Work to do: Provide the data again in its entirety, exactly as given.

Extracted data entries:
====================

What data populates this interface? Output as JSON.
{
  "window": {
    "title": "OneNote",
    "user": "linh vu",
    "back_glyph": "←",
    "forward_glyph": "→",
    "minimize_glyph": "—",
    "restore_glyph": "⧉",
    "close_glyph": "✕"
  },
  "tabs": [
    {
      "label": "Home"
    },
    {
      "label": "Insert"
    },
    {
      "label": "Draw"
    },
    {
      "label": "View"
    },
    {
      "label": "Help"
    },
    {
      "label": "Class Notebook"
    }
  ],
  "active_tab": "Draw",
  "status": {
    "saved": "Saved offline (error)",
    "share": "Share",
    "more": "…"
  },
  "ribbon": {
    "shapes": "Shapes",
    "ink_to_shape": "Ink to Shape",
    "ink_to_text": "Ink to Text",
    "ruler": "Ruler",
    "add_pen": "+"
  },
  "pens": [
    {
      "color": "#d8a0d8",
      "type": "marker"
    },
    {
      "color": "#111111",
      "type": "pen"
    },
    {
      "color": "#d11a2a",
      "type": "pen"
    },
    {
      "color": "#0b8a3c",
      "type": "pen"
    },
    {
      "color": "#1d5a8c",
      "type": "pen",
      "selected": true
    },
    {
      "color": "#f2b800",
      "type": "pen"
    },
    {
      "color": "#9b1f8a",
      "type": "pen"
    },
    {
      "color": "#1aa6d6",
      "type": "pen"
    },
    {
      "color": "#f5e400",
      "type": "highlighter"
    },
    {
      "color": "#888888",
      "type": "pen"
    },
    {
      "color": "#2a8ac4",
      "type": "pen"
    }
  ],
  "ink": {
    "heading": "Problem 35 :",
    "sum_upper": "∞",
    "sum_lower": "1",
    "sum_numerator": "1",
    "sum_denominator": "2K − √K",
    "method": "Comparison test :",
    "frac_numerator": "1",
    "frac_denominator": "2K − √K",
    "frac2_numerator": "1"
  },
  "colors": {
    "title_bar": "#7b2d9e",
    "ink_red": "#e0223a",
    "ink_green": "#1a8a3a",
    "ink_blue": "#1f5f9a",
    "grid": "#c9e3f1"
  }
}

====================

Solution to the problem:
What data populates this interface? Output as JSON.
{
  "window": {
    "title": "OneNote",
    "user": "linh vu",
    "back_glyph": "←",
    "forward_glyph": "→",
    "minimize_glyph": "—",
    "restore_glyph": "⧉",
    "close_glyph": "✕"
  },
  "tabs": [
    {
      "label": "Home"
    },
    {
      "label": "Insert"
    },
    {
      "label": "Draw"
    },
    {
      "label": "View"
    },
    {
      "label": "Help"
    },
    {
      "label": "Class Notebook"
    }
  ],
  "active_tab": "Draw",
  "status": {
    "saved": "Saved offline (error)",
    "share": "Share",
    "more": "…"
  },
  "ribbon": {
    "shapes": "Shapes",
    "ink_to_shape": "Ink to Shape",
    "ink_to_text": "Ink to Text",
    "ruler": "Ruler",
    "add_pen": "+"
  },
  "pens": [
    {
      "color": "#d8a0d8",
      "type": "marker"
    },
    {
      "color": "#111111",
      "type": "pen"
    },
    {
      "color": "#d11a2a",
      "type": "pen"
    },
    {
      "color": "#0b8a3c",
      "type": "pen"
    },
    {
      "color": "#1d5a8c",
      "type": "pen",
      "selected": true
    },
    {
      "color": "#f2b800",
      "type": "pen"
    },
    {
      "color": "#9b1f8a",
      "type": "pen"
    },
    {
      "color": "#1aa6d6",
      "type": "pen"
    },
    {
      "color": "#f5e400",
      "type": "highlighter"
    },
    {
      "color": "#888888",
      "type": "pen"
    },
    {
      "color": "#2a8ac4",
      "type": "pen"
    }
  ],
  "ink": {
    "heading": "Problem 35 :",
    "sum_upper": "∞",
    "sum_lower": "1",
    "sum_numerator": "1",
    "sum_denominator": "2K − √K",
    "method": "Comparison test :",
    "frac_numerator": "1",
    "frac_denominator": "2K − √K",
    "frac2_numerator": "1"
  },
  "colors": {
    "title_bar": "#7b2d9e",
    "ink_red": "#e0223a",
    "ink_green": "#1a8a3a",
    "ink_blue": "#1f5f9a",
    "grid": "#c9e3f1"
  }
}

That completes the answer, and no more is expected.